### QUOTED TEXT
- - - -
FIG. 5 illustrates an example process of determining and utilizing skill level information in accordance with some embodiments described herein. FIG. 5 is shown in simplified, schematic format for purposes of illustrating a clear example and other embodiments may include more, fewer, or different elements connected in various manners. FIG. 5 is intended to disclose an algorithm, plan, or outline that can be used to implement one or more computer programs or other software elements which when executed cause performing the functional improvements and technical advances that are described herein. Furthermore, the flow diagrams herein are described at the same level of detail that persons of ordinary skill in the art ordinarily use to communicate with one another about algorithms, plans, or specifications forming a basis of software programs that they plan to code or implement using their accumulated skill and knowledge.
In step 502, the server 102 is programmed to identify a plurality of text segments from a document. In certain embodiments, the plurality of text segments includes text segments corresponding to sections describing work or education experience or text segments corresponding to sentences in other sections of the document. In other embodiments, the document is a resume.
In step 504, the server 102 is programmed to recognize a plurality of named entities (NEs) from the plurality of text segments using a first transformer-based machine learning (ML) model. Each NE of the plurality of NEs is tagged with a category in a skill name class or a skill level class.
In certain embodiments, the server 102 is configured to manage an ontology including the skill name class and the skill level class. The skill name class includes a skill category, a domain category, and a job title category. The skill level class includes a credential category, an organization category, a level category, and a time category.
In step 506, the server 102 is programmed to form a group of pairs of NEs from the plurality of NEs. Each pair of NEs of the group of pairs of NEs is in the same text segment of the plurality of text segments.
In step 508, the server 102 is programmed to generate an encoding for a specific pair of NEs of the group of pairs of NEs using a second transformer-based ML model. In certain embodiments, the second transformer-based ML model leverages dependency among predicted tokens through permuted language modeling and takes auxiliary position information in a full sentence as input.
In specific embodiments, the server 102 is configured to create an encoding for each NE of the specific pair of NEs using the second transformer-based ML model, and concatenate the two encodings for the two NEs to form the encoding for the specific pair of NEs.
In certain embodiments, the specific pair of NEs has a first entity tagged with a first category in the skill level class and a second entity tagged with a second category in the skill name class, and the first entity appears before the second entity in the text segment.
In some embodiments, the server 102 is configured to determine that the specific pair of NEs corresponds to a specific skill name and a corresponding skill level or the specific skill name and a related skill name using a multilevel perceptron as a fourth ML model. In other embodiments, the server 102 is configured to manage a skill graph of skill names, wherein each node represents a word and each edge represents a syntactic relationship, where the classifying is based on the skill graph or a result of the determining using the fourth ML model.
In step 510, the server 102 is programmed to classify the group of pairs of NEs to one or more sets respectively corresponding to one or more skill names.
In step 512, the server 102 is programmed to determine, from a set of encodings for a set of pairs of NEs corresponding to a skill name of the one or more skill names, a skill level using a third reinforcement learning model. Each pair of NEs of the set of pairs of NEs are respectively tagged with a category in the skill name class and a category in the skill level class.
In certain embodiments, in the third reinforcement learning model, each state corresponds to a particular set of encodings for a particular set of pairs of NEs, each action from the state corresponds to classifying the particular set of encodings to generate a classification label corresponding to categories in the skill level class for the particular set of encodings, and a reward for taking the action corresponds to a result of the classifying.
- - - -
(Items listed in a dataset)
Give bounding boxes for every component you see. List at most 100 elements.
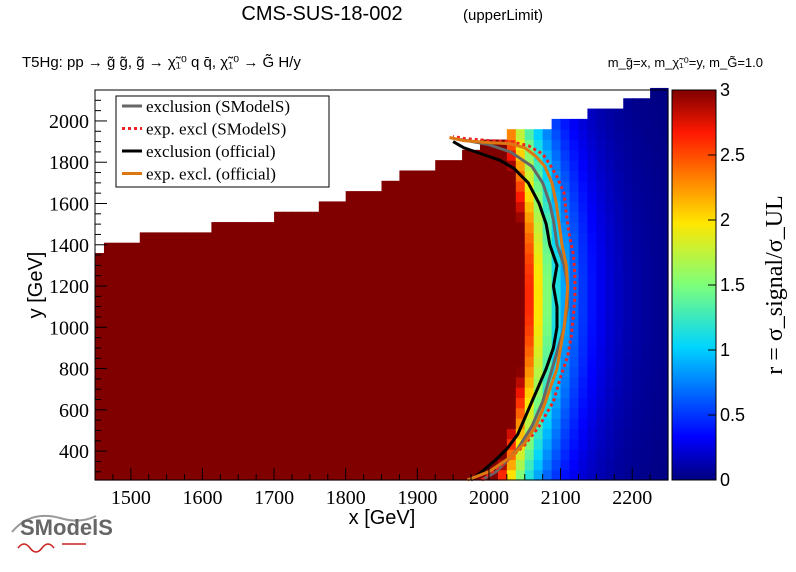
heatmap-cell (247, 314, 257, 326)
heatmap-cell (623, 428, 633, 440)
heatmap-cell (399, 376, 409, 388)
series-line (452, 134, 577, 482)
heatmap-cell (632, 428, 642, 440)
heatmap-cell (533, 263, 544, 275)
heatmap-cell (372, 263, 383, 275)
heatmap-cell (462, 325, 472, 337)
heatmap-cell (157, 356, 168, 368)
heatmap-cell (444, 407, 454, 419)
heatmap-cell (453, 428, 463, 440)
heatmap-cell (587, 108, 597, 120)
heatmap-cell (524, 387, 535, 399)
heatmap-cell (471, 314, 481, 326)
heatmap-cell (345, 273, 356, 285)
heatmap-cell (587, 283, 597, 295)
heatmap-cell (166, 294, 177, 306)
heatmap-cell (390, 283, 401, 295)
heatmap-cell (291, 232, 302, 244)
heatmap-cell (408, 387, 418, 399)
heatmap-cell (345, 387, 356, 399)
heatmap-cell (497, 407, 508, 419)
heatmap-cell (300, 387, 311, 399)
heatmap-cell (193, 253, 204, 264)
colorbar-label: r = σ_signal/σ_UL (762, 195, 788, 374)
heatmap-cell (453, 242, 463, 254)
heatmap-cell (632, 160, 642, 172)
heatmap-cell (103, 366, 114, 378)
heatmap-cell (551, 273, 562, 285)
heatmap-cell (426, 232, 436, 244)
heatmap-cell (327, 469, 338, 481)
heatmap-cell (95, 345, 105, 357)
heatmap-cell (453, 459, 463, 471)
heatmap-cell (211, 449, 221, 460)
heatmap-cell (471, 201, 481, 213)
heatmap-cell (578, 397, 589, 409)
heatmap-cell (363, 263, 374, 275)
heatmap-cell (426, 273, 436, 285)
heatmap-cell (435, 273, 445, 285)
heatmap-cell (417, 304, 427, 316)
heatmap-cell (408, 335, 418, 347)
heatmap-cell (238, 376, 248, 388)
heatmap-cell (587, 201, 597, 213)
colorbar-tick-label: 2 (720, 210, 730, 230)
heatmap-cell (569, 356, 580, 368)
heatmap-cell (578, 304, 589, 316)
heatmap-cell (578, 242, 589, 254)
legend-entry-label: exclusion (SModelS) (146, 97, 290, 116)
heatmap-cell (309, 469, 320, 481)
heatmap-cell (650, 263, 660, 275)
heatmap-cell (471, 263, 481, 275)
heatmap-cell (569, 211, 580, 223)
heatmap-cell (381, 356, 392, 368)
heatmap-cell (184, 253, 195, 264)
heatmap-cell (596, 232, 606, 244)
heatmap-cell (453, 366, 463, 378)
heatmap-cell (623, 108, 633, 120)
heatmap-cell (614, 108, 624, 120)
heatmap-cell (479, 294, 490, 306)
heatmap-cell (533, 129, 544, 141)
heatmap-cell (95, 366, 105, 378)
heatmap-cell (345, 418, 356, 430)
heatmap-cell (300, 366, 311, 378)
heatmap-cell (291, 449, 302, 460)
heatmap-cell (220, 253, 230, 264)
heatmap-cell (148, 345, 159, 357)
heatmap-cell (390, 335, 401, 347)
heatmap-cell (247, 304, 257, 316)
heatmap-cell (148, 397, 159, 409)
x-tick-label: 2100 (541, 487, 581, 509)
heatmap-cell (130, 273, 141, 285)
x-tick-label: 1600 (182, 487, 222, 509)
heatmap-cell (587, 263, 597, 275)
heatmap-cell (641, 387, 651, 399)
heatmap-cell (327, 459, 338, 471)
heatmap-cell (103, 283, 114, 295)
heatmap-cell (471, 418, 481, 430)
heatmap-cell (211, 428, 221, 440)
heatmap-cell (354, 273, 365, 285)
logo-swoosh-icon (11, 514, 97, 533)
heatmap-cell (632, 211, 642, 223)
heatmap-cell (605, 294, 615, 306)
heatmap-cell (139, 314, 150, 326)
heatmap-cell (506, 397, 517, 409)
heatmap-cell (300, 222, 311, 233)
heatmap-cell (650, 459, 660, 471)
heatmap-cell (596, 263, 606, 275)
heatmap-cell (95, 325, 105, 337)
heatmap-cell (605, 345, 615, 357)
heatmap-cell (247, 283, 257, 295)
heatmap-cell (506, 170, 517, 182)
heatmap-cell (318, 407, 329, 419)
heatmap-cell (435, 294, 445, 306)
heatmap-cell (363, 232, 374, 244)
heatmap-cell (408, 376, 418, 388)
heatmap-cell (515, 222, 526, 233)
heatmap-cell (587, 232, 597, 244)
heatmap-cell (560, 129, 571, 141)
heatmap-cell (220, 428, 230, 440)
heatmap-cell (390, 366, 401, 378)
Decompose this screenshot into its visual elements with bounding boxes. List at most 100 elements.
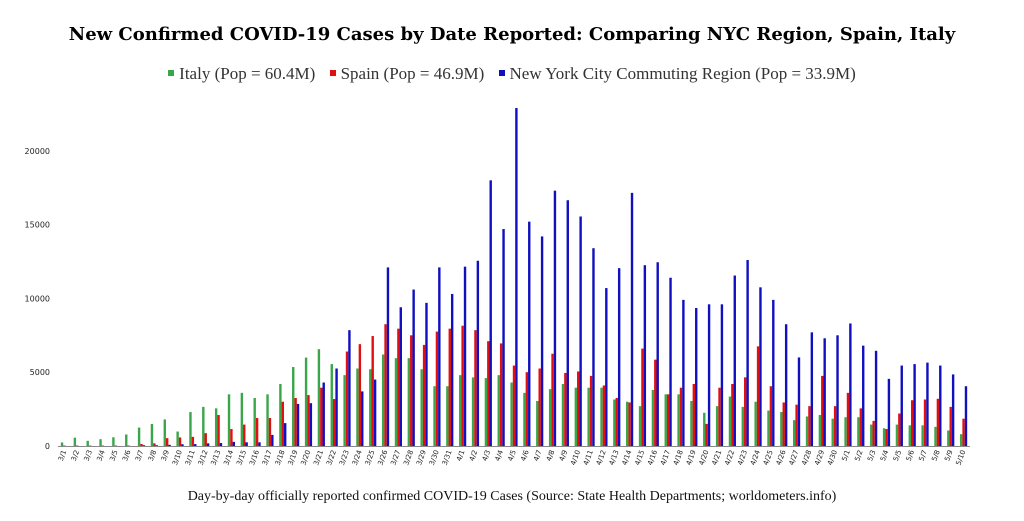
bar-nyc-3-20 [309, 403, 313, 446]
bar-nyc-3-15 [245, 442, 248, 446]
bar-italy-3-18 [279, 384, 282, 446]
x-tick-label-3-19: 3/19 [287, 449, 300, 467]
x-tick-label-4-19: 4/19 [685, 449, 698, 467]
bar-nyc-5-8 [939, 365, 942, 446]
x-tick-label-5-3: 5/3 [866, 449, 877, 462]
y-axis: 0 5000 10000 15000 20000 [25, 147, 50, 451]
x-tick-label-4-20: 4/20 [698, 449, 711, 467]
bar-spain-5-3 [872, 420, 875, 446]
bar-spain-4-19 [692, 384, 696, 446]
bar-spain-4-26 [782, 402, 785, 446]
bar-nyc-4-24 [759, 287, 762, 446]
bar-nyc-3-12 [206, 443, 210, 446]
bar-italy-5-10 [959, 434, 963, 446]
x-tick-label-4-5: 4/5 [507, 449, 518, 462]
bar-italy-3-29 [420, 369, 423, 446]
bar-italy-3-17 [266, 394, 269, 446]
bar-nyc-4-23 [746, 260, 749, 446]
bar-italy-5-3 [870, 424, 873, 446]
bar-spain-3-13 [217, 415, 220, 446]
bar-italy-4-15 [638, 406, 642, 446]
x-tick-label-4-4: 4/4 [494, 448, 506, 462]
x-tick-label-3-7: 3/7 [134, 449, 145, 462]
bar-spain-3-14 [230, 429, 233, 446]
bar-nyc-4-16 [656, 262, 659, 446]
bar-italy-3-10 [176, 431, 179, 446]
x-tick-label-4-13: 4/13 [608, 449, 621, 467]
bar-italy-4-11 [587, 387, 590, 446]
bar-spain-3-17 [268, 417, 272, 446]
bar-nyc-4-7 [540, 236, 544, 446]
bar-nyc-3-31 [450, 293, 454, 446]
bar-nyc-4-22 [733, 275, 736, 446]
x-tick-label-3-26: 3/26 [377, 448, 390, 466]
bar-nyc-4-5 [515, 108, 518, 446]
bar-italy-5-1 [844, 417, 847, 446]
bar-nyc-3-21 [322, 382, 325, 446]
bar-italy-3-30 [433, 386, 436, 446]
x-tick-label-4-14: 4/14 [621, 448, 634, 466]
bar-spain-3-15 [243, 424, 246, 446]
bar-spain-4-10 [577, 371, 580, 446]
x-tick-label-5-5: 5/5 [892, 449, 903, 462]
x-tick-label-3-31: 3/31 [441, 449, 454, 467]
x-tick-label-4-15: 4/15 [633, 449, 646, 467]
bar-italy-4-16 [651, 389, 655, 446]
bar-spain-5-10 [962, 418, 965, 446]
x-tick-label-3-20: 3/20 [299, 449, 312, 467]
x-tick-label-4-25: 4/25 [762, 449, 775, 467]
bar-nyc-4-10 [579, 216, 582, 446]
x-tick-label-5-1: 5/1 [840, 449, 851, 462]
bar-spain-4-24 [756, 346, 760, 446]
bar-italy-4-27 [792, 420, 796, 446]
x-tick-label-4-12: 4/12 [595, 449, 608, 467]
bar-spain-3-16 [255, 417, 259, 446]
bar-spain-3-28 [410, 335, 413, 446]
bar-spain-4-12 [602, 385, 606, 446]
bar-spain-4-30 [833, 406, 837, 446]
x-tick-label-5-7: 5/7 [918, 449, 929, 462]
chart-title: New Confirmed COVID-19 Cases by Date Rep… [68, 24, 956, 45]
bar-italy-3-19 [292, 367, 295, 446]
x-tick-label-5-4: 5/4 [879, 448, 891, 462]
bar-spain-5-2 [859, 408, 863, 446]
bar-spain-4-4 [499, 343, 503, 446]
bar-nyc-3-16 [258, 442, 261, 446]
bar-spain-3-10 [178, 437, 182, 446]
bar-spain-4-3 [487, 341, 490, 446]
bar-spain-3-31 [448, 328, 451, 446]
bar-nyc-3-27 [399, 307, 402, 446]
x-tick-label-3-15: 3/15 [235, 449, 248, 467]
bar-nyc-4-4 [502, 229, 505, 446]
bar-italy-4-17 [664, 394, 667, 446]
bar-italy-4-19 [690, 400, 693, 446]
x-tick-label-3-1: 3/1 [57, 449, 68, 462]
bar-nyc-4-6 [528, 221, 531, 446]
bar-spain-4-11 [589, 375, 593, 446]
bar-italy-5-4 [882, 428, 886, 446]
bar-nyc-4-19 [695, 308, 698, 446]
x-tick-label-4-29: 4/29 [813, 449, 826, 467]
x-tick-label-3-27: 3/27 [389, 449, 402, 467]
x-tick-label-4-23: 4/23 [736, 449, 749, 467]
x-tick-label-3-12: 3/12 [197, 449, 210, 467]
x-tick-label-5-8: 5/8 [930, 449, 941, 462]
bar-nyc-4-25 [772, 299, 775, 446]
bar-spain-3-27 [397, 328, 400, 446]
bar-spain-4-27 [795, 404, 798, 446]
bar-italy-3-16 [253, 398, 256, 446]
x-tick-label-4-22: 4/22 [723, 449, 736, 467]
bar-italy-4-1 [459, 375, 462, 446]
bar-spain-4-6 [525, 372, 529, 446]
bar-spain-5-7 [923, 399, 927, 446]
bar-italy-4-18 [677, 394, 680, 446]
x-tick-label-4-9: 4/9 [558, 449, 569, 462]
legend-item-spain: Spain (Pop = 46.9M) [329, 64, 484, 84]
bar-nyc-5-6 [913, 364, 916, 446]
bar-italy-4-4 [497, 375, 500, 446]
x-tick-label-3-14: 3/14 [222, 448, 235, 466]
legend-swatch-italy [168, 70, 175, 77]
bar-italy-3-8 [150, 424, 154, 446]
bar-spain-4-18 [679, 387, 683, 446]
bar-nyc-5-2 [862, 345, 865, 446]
- - - -
### OBJECTIVES
1: Answer these about the skill-level text:
(a) In other embodiments of step 502, what is the document?
(b) What three categories does the skill name class include?
(c) In step 512, what model determines the skill level?
2: Count the lines of the records that contain the string "legend", treating uppercase and lowercase as different. Reply with only the number.

### RESULTS FOR THE EXERCISE
1:
(a) A resume.
(b) A skill category, a domain category, and a job title category.
(c) A third reinforcement learning model.

2: 3